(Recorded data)

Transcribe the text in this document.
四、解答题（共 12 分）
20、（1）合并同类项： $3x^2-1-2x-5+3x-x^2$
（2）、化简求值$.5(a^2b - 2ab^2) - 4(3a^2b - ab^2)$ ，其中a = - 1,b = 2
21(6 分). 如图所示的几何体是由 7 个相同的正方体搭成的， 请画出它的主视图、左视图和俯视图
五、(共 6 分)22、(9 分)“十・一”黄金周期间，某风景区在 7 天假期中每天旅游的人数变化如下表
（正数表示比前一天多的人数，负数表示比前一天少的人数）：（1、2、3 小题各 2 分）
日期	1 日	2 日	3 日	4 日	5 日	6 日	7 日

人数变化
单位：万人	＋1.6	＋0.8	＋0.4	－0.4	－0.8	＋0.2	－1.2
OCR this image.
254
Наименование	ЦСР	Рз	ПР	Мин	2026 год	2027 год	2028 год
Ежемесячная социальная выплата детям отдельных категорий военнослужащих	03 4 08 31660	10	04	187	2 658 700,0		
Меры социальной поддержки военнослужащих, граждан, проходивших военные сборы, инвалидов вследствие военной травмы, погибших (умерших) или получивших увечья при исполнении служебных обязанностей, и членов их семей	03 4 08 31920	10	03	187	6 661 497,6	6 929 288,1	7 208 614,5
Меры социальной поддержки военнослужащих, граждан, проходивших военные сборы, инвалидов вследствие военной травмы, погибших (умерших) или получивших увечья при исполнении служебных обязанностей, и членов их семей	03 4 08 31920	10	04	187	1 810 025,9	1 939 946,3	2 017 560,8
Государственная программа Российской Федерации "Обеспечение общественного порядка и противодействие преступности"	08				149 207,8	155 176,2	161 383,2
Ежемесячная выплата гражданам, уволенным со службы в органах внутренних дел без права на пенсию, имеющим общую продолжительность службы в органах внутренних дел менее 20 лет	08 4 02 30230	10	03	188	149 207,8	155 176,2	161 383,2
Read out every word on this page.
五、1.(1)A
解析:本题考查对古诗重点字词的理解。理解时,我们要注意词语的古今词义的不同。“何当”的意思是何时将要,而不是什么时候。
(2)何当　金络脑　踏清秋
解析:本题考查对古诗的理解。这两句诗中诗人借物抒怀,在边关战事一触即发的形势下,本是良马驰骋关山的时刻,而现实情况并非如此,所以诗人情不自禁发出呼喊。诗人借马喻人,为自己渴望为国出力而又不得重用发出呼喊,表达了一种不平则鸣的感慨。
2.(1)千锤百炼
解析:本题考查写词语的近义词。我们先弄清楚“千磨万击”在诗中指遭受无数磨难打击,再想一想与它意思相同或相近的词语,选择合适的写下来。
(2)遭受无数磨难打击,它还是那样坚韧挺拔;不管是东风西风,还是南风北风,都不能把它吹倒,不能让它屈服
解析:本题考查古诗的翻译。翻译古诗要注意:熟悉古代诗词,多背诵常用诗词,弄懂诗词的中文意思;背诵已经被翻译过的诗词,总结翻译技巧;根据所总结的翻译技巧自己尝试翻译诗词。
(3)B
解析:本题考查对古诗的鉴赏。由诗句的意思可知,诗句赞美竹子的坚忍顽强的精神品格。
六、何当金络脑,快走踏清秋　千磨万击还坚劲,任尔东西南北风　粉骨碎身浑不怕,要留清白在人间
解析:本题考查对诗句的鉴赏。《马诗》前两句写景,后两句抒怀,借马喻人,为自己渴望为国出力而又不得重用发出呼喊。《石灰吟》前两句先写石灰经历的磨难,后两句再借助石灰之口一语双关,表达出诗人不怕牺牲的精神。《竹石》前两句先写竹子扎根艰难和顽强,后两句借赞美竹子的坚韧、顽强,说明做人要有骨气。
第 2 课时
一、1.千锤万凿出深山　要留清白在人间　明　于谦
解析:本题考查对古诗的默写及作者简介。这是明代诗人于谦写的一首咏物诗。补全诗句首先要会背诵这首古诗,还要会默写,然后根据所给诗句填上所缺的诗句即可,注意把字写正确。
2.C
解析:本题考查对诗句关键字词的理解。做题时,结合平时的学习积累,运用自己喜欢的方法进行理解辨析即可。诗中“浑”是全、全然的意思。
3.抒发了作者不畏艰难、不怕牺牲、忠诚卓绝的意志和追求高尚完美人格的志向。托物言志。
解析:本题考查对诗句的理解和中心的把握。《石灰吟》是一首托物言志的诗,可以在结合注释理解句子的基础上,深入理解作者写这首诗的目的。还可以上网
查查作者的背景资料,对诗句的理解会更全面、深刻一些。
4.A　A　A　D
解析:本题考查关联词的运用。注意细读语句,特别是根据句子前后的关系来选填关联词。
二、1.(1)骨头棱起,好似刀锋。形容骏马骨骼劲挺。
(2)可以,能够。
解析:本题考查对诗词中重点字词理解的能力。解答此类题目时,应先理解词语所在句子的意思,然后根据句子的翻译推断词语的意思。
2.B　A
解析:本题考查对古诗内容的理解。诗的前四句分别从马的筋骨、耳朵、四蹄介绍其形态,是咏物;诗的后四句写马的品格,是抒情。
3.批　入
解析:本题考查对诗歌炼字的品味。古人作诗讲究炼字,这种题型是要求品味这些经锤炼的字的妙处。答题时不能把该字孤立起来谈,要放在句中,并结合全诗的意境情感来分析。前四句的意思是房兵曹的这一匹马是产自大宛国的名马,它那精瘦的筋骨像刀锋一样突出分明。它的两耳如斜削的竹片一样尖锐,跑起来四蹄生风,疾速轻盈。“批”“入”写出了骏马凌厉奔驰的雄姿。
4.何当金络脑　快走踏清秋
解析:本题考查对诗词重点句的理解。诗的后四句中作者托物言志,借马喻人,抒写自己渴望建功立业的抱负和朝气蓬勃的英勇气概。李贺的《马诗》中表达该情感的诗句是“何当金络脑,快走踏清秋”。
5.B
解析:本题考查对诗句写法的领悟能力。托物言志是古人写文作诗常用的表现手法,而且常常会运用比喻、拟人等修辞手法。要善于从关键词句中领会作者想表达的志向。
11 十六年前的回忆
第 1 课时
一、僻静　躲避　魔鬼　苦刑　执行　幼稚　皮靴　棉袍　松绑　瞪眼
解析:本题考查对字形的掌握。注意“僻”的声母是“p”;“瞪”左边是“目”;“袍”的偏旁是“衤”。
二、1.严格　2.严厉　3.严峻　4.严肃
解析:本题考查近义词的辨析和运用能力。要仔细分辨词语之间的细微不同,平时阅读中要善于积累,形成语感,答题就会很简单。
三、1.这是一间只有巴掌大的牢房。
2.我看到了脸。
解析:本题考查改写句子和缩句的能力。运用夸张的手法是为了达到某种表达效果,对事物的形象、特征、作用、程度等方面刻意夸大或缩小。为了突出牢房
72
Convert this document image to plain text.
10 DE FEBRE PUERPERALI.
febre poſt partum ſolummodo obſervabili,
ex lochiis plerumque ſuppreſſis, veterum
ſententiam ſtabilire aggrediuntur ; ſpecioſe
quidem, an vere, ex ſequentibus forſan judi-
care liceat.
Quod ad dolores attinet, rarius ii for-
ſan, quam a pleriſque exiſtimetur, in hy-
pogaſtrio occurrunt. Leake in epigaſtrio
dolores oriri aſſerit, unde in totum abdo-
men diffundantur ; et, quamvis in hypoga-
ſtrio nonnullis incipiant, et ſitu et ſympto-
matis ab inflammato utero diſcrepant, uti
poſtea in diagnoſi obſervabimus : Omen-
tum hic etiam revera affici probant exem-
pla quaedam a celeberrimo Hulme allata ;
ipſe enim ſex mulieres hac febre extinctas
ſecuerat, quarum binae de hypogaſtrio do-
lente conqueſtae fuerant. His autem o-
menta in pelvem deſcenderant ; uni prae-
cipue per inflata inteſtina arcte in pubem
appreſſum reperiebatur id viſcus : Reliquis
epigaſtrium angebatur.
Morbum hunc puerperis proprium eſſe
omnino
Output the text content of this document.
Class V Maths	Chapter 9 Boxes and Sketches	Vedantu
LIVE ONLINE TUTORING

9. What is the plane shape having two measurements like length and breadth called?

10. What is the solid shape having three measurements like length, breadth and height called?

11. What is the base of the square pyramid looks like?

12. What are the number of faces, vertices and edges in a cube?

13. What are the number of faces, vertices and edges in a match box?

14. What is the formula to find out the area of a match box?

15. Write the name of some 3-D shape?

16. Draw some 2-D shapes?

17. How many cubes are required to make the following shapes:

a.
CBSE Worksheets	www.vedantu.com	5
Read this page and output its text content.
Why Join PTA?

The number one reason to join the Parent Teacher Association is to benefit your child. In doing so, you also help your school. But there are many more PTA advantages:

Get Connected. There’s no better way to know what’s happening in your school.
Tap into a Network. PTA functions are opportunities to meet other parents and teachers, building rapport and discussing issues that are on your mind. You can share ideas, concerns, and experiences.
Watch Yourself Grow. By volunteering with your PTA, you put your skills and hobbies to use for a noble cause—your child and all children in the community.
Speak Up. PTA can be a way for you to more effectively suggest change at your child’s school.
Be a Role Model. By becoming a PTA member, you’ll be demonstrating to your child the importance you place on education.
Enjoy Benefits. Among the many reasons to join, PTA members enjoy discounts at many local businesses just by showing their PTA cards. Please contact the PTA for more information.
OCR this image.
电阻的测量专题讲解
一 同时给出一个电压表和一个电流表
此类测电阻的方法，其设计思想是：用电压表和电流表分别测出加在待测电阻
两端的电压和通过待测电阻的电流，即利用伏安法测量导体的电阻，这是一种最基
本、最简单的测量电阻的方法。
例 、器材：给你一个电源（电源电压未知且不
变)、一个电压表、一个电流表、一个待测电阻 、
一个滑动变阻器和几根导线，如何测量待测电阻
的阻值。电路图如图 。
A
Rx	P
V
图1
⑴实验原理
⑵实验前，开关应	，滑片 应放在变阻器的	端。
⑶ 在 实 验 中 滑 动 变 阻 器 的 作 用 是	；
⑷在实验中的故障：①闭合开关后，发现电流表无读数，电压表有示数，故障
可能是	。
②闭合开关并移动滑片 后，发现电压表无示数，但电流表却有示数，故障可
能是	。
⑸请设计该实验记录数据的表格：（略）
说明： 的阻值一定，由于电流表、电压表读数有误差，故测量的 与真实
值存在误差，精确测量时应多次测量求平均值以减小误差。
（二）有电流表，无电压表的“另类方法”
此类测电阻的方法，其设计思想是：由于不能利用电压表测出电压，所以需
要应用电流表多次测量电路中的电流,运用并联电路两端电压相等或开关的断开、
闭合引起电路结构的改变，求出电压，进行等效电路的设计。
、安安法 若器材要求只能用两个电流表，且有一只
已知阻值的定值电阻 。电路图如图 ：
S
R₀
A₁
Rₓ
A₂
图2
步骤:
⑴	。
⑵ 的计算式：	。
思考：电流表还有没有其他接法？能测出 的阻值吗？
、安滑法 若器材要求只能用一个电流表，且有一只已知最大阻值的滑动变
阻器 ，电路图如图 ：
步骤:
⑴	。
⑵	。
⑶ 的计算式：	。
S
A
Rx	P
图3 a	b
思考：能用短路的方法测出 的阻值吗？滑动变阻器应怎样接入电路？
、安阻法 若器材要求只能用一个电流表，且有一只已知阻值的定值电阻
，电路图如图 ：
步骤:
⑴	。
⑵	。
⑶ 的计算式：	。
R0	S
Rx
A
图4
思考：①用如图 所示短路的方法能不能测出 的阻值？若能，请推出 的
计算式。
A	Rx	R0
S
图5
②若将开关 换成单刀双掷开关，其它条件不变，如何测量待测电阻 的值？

# SHORT EXERCISE
Report every line containing the word "травмы" from the listing above.

# REPLY
Меры социальной поддержки военнослужащих, граждан, проходивших военные сборы, инвалидов вследствие военной травмы, погибших (умерших) или получивших увечья при исполнении служебных обязанностей, и членов их семей	03 4 08 31920	10	03	187	6 661 497,6	6 929 288,1	7 208 614,5
Меры социальной поддержки военнослужащих, граждан, проходивших военные сборы, инвалидов вследствие военной травмы, погибших (умерших) или получивших увечья при исполнении служебных обязанностей, и членов их семей	03 4 08 31920	10	04	187	1 810 025,9	1 939 946,3	2 017 560,8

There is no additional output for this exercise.